**AIM OF THE EXERCISE**
Lines containing the string "linear" are to be counted. Write only how many there are.

[Stored items]

_ _ _ _

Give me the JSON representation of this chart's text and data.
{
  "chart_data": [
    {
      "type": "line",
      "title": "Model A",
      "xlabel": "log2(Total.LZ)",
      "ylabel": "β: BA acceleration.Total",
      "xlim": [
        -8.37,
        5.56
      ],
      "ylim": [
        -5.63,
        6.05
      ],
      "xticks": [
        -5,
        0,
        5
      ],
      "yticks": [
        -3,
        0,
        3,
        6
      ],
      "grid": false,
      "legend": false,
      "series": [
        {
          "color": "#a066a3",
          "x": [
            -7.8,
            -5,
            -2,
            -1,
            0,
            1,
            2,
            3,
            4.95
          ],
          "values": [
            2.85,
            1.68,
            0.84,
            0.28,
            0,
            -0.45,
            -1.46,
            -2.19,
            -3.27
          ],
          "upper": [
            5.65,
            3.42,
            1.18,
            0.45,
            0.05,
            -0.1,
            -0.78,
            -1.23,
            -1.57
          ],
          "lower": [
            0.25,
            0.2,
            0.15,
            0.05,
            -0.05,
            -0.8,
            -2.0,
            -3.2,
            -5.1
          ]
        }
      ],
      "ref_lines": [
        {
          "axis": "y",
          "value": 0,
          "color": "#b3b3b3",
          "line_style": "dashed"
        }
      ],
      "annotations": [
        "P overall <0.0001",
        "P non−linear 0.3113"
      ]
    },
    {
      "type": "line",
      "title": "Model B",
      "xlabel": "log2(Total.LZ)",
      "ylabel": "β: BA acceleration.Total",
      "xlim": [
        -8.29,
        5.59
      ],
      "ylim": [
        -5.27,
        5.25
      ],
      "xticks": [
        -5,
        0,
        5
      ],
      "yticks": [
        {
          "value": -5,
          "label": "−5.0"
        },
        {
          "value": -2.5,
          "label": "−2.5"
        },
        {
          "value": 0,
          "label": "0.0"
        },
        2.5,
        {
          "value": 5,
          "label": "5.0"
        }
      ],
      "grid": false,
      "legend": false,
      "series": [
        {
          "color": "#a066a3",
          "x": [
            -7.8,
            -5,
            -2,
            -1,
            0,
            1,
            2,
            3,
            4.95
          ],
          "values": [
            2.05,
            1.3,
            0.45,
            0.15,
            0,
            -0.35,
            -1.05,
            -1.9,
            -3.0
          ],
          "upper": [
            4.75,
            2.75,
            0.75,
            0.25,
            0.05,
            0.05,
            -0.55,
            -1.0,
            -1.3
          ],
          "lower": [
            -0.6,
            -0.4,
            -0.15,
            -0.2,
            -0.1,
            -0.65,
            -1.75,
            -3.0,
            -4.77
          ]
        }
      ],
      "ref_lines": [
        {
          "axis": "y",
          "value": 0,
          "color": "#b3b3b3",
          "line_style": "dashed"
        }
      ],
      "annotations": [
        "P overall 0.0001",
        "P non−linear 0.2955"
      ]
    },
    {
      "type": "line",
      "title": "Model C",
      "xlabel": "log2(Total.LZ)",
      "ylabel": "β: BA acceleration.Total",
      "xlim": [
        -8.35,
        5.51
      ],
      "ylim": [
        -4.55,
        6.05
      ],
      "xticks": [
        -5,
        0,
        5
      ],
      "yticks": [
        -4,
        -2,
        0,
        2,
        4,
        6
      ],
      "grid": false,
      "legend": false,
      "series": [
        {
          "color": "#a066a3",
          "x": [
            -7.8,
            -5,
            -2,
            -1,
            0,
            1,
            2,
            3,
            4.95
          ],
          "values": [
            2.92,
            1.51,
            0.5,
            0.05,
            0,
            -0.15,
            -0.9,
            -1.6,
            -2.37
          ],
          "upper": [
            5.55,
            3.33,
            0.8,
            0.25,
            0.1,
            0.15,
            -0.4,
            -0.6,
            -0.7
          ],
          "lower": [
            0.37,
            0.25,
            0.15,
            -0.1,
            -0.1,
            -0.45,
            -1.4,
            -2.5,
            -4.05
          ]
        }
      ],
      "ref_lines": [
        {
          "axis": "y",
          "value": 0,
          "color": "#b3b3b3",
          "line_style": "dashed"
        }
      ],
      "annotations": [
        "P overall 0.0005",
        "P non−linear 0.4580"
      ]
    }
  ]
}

_ _ _ _

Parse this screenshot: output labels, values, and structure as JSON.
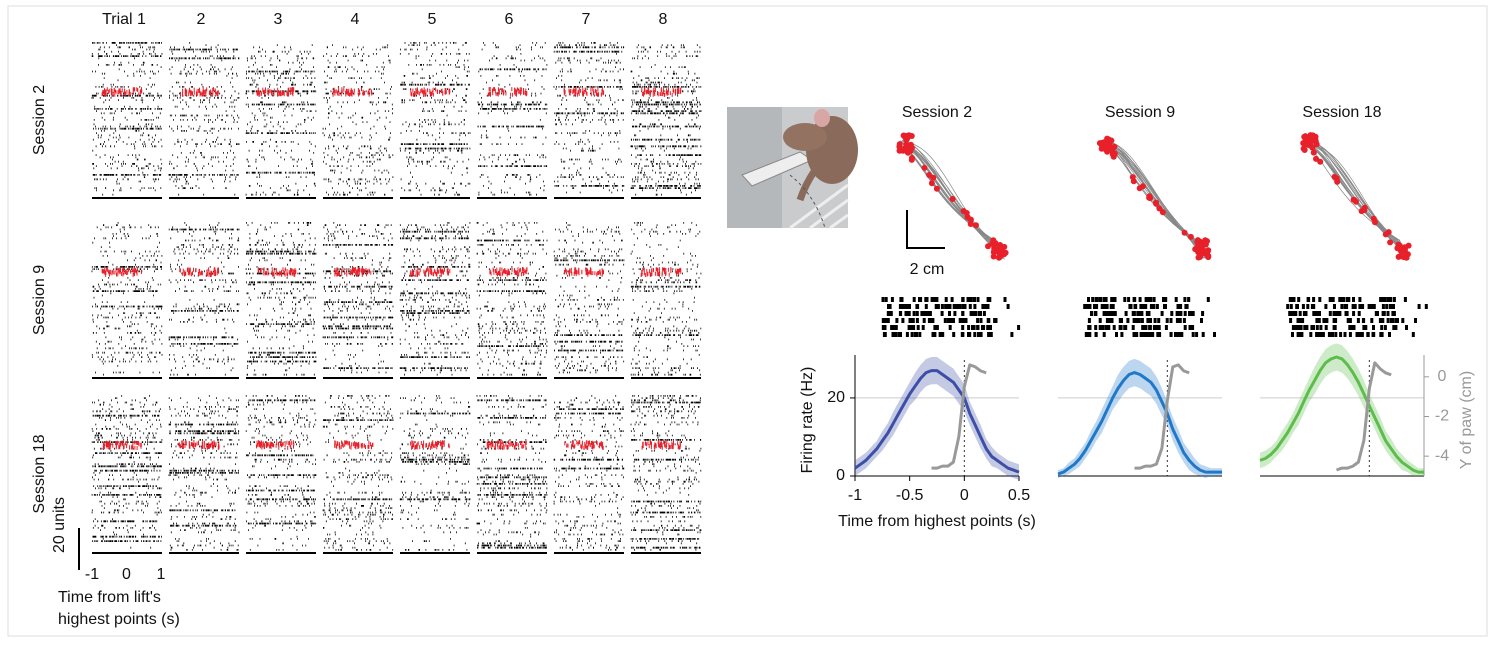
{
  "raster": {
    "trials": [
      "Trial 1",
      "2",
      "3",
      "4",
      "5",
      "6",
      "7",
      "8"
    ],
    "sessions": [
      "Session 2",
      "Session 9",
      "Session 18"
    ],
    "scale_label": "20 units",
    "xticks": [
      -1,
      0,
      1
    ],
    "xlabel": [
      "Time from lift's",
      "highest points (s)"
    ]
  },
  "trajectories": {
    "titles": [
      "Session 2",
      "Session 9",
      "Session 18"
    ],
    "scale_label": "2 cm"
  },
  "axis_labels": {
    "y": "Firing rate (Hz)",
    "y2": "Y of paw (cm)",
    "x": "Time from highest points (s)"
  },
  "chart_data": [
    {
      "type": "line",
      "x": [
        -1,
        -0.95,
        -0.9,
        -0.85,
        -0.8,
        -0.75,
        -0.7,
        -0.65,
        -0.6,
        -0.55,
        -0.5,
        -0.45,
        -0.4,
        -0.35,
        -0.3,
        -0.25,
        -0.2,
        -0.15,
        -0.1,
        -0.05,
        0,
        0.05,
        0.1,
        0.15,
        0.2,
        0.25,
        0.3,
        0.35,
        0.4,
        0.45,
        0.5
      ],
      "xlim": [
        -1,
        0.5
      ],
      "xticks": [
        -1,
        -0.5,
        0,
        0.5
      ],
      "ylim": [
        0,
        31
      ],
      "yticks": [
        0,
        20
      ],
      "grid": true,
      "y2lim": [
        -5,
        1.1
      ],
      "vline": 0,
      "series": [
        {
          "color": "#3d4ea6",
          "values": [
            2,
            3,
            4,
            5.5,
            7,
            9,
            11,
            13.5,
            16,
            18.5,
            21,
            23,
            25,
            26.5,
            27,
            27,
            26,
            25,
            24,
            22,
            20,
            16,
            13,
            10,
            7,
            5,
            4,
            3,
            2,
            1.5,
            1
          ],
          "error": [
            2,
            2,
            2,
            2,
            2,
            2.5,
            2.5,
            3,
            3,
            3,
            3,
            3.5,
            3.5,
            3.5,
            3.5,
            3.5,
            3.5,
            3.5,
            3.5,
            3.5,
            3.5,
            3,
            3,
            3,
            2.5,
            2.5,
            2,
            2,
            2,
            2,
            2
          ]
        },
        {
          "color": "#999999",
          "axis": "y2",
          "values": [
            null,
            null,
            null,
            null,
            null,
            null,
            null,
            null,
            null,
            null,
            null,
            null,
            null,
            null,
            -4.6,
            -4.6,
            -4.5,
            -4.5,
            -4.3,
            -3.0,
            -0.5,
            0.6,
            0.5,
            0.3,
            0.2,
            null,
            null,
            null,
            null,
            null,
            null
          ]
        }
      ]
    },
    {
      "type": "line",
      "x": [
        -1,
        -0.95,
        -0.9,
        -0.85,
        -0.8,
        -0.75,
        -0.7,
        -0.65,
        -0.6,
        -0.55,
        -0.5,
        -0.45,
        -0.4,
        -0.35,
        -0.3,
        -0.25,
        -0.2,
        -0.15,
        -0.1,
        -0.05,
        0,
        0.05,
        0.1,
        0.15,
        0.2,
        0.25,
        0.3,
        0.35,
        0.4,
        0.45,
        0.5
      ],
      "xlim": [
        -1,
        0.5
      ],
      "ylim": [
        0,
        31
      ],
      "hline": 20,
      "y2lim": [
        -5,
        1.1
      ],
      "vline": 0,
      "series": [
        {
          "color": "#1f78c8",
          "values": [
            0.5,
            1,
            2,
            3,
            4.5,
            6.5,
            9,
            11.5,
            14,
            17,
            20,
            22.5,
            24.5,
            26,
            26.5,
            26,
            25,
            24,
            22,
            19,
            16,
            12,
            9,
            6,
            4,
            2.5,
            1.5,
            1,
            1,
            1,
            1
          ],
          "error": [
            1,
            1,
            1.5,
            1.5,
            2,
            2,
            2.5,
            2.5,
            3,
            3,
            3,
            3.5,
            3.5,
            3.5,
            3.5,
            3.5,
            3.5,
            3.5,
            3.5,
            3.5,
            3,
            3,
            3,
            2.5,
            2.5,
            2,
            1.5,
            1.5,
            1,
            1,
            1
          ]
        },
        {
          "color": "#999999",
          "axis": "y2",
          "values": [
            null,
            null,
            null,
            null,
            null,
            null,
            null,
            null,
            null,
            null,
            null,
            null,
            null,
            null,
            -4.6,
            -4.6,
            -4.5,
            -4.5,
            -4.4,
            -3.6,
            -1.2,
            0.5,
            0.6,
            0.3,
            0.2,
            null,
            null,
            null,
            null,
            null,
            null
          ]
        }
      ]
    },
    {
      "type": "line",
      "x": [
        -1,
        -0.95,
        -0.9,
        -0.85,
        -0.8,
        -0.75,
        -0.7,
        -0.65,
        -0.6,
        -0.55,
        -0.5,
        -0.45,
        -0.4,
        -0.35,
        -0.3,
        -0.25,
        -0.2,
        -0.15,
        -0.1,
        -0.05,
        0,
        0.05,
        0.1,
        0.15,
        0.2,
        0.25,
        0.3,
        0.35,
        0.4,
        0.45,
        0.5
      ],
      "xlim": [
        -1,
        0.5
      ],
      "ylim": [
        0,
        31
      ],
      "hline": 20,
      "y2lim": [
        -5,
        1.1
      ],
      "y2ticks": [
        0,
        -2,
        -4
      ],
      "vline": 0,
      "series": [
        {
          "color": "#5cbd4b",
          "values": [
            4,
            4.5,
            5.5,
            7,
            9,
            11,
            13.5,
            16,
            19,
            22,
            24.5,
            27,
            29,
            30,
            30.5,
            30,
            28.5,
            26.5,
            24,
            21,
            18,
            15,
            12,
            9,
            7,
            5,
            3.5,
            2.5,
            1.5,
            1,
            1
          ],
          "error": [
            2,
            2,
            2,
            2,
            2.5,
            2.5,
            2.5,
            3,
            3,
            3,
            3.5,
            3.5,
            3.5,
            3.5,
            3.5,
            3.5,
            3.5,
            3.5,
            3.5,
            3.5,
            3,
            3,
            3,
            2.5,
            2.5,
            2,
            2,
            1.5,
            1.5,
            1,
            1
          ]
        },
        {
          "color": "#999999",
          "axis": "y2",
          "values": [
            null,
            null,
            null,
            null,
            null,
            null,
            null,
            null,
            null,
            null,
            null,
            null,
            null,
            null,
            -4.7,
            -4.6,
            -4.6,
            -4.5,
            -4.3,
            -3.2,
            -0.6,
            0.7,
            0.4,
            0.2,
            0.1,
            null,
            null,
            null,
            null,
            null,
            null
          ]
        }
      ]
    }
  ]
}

_ _ _ _

**WORKED SOLUTION**
3